# Aufgaben
1. Wen sah die schreibende Person im Text über die Begegnung mit dem Viano im Rückspiegel auf das Fahrzeug zueilen?
2. Aktualisiere einen Abschnitt aus dem Text über die Begegnung mit dem Viano, indem du ihn mit „Seitenspiegel“ statt „Rückspiegel“ wiedergibst. Setze bei den Worten „Was neulich im“ ein und ende nach „Alexander Homestories abliefert.“.
3. Schreibe den Text über die Begegnung mit dem Viano an der Stelle weiter, an der er endet.

# Lesetext
• • • •

Ehefrau des Stapis rennt Viano stehend, fast über den Haufen

Was neulich im SRF kam, FussgängerInnen würden in stehende Busse laufen, erlebte ich heute fast live: Ich stand, weil ich den Viano wenden wollte, sah im Rückspiegel eine Frau auf den Viano zueilen: Die Frau des Stapis im Wittikofenzentrum.

Welcher Abstieg aus dem ehrenwerten Erlacherhof, wo Alexander Homestories abliefert.

Ich für mich grinsend: Alle werden älter, die sollte jünger aussehen als ich. Wir wurden schon als Kinder, weil nur Mädchen auf unser Äusseres reduziert und natürlich Sportlichkeit. Sorry, die Ausstrahlung kommt von innen und dieses verbissene grüne Velo fahren, wirkt genauso wie es politisch gefordert wird: Lebensfremd und verbissen. Wer sein Leben verbissen über Jahrzehnte lebt, der strahlt keine Fröhlichkeit aus, frau spürt bis in jede Zelle: In der Nähe von sochen Personen gibt es nichts, aber gar nichts zu lachen, da ist nur Irrationalität parallel zu Stapis Stämperln auf dem Bundesplatz, weil Putin seinen Pazifismus, den ich grundsätzlich in Frage stelle, nicht berücksichtigte. Solche Gestalten sind ungewollt eine riesige LACHNUMMER.

• • • •

# Extrahierte Informationen
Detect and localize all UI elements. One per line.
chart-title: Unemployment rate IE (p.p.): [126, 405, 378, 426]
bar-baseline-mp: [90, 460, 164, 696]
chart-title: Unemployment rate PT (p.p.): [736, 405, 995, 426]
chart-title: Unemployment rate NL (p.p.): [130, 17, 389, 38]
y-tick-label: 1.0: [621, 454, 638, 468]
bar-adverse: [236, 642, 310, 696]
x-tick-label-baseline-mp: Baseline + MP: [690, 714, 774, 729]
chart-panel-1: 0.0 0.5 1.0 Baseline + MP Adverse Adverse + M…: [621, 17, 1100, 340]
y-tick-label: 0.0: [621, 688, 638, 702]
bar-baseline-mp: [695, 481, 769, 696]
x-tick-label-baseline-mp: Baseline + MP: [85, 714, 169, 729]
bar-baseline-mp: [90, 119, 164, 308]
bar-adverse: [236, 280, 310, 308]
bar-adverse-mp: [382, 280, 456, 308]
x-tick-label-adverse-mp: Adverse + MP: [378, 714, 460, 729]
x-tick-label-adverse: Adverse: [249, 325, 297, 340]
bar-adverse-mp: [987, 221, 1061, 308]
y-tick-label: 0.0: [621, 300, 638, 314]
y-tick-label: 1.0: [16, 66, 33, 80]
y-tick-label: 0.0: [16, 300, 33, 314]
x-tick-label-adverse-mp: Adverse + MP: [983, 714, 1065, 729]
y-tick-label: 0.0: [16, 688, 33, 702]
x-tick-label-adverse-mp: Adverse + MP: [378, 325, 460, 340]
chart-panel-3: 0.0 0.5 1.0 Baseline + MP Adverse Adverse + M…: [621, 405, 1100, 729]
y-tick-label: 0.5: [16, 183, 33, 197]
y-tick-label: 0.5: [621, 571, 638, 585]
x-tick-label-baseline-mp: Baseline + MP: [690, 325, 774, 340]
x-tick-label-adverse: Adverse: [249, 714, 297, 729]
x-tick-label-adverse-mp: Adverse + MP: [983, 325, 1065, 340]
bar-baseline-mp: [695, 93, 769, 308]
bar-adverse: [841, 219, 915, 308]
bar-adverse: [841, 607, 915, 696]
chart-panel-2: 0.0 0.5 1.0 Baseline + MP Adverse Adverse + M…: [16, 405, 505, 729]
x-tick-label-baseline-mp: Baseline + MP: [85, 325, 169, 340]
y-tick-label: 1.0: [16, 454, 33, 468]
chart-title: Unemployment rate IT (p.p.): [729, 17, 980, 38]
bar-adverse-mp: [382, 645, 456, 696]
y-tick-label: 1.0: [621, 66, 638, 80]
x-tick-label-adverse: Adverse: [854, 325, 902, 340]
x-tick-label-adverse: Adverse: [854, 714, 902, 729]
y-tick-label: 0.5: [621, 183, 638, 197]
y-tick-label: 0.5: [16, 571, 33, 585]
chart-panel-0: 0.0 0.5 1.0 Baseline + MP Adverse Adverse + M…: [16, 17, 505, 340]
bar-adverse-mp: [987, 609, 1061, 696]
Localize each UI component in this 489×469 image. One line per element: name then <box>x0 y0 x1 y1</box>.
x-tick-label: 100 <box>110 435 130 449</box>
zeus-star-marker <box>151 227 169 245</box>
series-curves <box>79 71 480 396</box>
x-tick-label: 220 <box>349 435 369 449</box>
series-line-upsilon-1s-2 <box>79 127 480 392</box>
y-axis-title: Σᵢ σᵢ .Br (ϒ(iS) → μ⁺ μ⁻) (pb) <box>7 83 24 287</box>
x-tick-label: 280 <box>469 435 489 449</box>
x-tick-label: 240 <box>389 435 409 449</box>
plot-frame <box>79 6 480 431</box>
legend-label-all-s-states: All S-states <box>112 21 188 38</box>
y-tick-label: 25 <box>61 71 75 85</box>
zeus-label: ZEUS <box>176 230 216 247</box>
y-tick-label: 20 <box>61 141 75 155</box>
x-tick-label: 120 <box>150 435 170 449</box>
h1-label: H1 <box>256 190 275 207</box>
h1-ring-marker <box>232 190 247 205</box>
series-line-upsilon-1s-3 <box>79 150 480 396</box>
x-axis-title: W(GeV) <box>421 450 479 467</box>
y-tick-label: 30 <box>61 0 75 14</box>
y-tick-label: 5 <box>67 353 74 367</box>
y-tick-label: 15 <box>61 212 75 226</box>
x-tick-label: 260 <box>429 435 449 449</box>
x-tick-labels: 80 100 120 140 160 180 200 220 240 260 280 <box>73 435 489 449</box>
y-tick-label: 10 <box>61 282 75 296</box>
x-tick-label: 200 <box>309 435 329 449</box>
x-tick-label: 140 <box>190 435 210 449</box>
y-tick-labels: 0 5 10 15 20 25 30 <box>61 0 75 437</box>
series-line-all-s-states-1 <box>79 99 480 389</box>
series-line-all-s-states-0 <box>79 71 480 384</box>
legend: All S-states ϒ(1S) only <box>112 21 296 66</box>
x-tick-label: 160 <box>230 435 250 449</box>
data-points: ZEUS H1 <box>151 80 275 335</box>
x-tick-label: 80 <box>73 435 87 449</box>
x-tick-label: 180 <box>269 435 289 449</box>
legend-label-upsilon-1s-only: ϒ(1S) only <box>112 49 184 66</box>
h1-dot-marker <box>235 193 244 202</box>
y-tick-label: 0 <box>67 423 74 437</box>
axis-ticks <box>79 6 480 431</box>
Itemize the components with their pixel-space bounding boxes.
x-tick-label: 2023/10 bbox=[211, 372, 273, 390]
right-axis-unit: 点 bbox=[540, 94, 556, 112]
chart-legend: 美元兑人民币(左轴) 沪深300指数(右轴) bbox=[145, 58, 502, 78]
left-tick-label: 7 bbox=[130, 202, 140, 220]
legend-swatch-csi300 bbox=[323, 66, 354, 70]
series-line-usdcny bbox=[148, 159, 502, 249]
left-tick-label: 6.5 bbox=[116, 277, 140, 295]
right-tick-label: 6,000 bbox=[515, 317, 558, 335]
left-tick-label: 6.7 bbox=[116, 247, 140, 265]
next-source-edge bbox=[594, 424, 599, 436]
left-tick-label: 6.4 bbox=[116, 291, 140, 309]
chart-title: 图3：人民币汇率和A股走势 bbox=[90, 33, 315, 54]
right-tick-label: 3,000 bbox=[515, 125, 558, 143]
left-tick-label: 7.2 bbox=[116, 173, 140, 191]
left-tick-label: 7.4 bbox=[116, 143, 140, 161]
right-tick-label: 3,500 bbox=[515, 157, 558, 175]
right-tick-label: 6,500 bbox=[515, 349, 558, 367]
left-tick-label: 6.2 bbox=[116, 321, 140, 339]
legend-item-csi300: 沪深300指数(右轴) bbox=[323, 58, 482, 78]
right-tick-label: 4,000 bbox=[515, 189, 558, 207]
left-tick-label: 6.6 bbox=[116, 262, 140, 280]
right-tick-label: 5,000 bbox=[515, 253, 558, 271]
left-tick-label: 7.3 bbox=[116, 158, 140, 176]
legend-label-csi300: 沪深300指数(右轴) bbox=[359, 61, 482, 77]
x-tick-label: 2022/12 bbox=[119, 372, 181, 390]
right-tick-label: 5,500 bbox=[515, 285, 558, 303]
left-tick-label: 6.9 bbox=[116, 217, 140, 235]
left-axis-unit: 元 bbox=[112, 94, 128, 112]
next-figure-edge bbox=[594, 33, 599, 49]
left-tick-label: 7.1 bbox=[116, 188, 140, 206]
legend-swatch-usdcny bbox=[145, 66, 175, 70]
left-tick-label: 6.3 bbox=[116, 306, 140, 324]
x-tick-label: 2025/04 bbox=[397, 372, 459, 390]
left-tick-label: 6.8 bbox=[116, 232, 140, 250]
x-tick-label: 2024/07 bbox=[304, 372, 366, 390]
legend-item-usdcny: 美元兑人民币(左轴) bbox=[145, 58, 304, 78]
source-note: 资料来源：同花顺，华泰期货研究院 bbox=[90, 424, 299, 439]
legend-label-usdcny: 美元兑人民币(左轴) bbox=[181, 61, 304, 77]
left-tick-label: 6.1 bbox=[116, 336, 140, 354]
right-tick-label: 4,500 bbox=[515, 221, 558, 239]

• • • •

# Lösungen
1. Sie sah die Frau des Stapis im Wittikofenzentrum.

2.
Was neulich im SRF kam, FussgängerInnen würden in stehende Busse laufen, erlebte ich heute fast live: Ich stand, weil ich den Viano wenden wollte, sah im Seitenspiegel eine Frau auf den Viano zueilen: Die Frau des Stapis im Wittikofenzentrum.

Welcher Abstieg aus dem ehrenwerten Erlacherhof, wo Alexander Homestories abliefert.

3.
Als ich den Viano geparkt hatte, fuhr sie, wie es sich gehört, mit dem Velo davon, Gott sei Dank nicht in meine Richtung.

Für mich gabs Mittagessen bei Begnini. Lecker: Lamm mit Polenta, den Tageshit.

Meine Küche ist zur Abwechslung eine Baustelle. Das Geschirr beider WoWas wird durch die Abwaschmaschine gereinigt. Ich werfe wieder mal vergammelte Lebensmittel und Gewürze weg.

Hat das Leben nicht interessantere Themen für mich bereit? Ich kenne das Prozedere inzwischen in- und auswendig.

Irgendwann rattert dann die Waschmaschine, dann werden die WoWa-Textilien gewaschen….Ich kann nicht schreiben: Alle Jahre wieder. Das geht Richtung NEVER ENDING STORY.